EXERCISE PROMPT: Could you give the data below again, exactly and completely?

[Start THE DATA]

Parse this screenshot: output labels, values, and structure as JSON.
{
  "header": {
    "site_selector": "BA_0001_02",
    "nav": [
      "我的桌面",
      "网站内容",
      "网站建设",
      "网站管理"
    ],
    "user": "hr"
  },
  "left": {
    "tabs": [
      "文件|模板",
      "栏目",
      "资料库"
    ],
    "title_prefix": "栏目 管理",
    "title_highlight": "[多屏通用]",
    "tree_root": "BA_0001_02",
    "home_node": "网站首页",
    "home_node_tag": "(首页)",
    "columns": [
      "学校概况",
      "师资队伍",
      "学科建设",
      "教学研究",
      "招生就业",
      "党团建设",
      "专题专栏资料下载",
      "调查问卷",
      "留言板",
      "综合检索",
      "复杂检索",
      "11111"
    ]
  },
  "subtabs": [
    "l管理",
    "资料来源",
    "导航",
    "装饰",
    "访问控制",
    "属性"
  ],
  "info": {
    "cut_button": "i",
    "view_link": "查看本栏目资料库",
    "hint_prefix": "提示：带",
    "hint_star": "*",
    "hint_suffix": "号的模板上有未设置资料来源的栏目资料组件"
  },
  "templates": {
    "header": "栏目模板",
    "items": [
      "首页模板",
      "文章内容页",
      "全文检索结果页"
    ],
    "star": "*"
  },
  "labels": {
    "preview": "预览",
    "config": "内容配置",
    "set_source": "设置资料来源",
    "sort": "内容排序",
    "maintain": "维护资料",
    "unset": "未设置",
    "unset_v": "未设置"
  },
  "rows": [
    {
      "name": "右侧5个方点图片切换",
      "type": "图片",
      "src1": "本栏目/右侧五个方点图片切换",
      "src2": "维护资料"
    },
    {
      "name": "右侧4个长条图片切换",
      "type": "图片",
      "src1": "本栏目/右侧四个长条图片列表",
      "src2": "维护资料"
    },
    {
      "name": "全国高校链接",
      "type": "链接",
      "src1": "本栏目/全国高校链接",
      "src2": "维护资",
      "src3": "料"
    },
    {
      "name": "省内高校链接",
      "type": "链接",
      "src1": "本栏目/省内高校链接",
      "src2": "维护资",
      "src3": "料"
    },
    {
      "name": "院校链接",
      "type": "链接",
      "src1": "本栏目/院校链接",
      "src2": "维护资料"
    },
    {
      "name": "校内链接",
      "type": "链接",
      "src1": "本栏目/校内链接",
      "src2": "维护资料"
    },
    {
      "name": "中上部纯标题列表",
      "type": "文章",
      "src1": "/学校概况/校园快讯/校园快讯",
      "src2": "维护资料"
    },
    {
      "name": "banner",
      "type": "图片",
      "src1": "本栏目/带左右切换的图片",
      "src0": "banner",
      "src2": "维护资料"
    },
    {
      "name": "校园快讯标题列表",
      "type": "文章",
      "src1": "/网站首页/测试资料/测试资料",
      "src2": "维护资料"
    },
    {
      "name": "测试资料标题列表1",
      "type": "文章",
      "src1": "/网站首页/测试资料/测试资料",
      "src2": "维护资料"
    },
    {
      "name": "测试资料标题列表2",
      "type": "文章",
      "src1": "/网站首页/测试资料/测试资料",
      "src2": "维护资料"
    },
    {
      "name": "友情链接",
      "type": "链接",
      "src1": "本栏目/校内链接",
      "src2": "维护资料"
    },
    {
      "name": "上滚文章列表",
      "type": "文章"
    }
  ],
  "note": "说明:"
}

[End THE DATA]

RESPONSE FOR THIS EXERCISE:
Parse this screenshot: output labels, values, and structure as JSON.
{
  "header": {
    "site_selector": "BA_0001_02",
    "nav": [
      "我的桌面",
      "网站内容",
      "网站建设",
      "网站管理"
    ],
    "user": "hr"
  },
  "left": {
    "tabs": [
      "文件|模板",
      "栏目",
      "资料库"
    ],
    "title_prefix": "栏目 管理",
    "title_highlight": "[多屏通用]",
    "tree_root": "BA_0001_02",
    "home_node": "网站首页",
    "home_node_tag": "(首页)",
    "columns": [
      "学校概况",
      "师资队伍",
      "学科建设",
      "教学研究",
      "招生就业",
      "党团建设",
      "专题专栏资料下载",
      "调查问卷",
      "留言板",
      "综合检索",
      "复杂检索",
      "11111"
    ]
  },
  "subtabs": [
    "l管理",
    "资料来源",
    "导航",
    "装饰",
    "访问控制",
    "属性"
  ],
  "info": {
    "cut_button": "i",
    "view_link": "查看本栏目资料库",
    "hint_prefix": "提示：带",
    "hint_star": "*",
    "hint_suffix": "号的模板上有未设置资料来源的栏目资料组件"
  },
  "templates": {
    "header": "栏目模板",
    "items": [
      "首页模板",
      "文章内容页",
      "全文检索结果页"
    ],
    "star": "*"
  },
  "labels": {
    "preview": "预览",
    "config": "内容配置",
    "set_source": "设置资料来源",
    "sort": "内容排序",
    "maintain": "维护资料",
    "unset": "未设置",
    "unset_v": "未设置"
  },
  "rows": [
    {
      "name": "右侧5个方点图片切换",
      "type": "图片",
      "src1": "本栏目/右侧五个方点图片切换",
      "src2": "维护资料"
    },
    {
      "name": "右侧4个长条图片切换",
      "type": "图片",
      "src1": "本栏目/右侧四个长条图片列表",
      "src2": "维护资料"
    },
    {
      "name": "全国高校链接",
      "type": "链接",
      "src1": "本栏目/全国高校链接",
      "src2": "维护资",
      "src3": "料"
    },
    {
      "name": "省内高校链接",
      "type": "链接",
      "src1": "本栏目/省内高校链接",
      "src2": "维护资",
      "src3": "料"
    },
    {
      "name": "院校链接",
      "type": "链接",
      "src1": "本栏目/院校链接",
      "src2": "维护资料"
    },
    {
      "name": "校内链接",
      "type": "链接",
      "src1": "本栏目/校内链接",
      "src2": "维护资料"
    },
    {
      "name": "中上部纯标题列表",
      "type": "文章",
      "src1": "/学校概况/校园快讯/校园快讯",
      "src2": "维护资料"
    },
    {
      "name": "banner",
      "type": "图片",
      "src1": "本栏目/带左右切换的图片",
      "src0": "banner",
      "src2": "维护资料"
    },
    {
      "name": "校园快讯标题列表",
      "type": "文章",
      "src1": "/网站首页/测试资料/测试资料",
      "src2": "维护资料"
    },
    {
      "name": "测试资料标题列表1",
      "type": "文章",
      "src1": "/网站首页/测试资料/测试资料",
      "src2": "维护资料"
    },
    {
      "name": "测试资料标题列表2",
      "type": "文章",
      "src1": "/网站首页/测试资料/测试资料",
      "src2": "维护资料"
    },
    {
      "name": "友情链接",
      "type": "链接",
      "src1": "本栏目/校内链接",
      "src2": "维护资料"
    },
    {
      "name": "上滚文章列表",
      "type": "文章"
    }
  ],
  "note": "说明:"
}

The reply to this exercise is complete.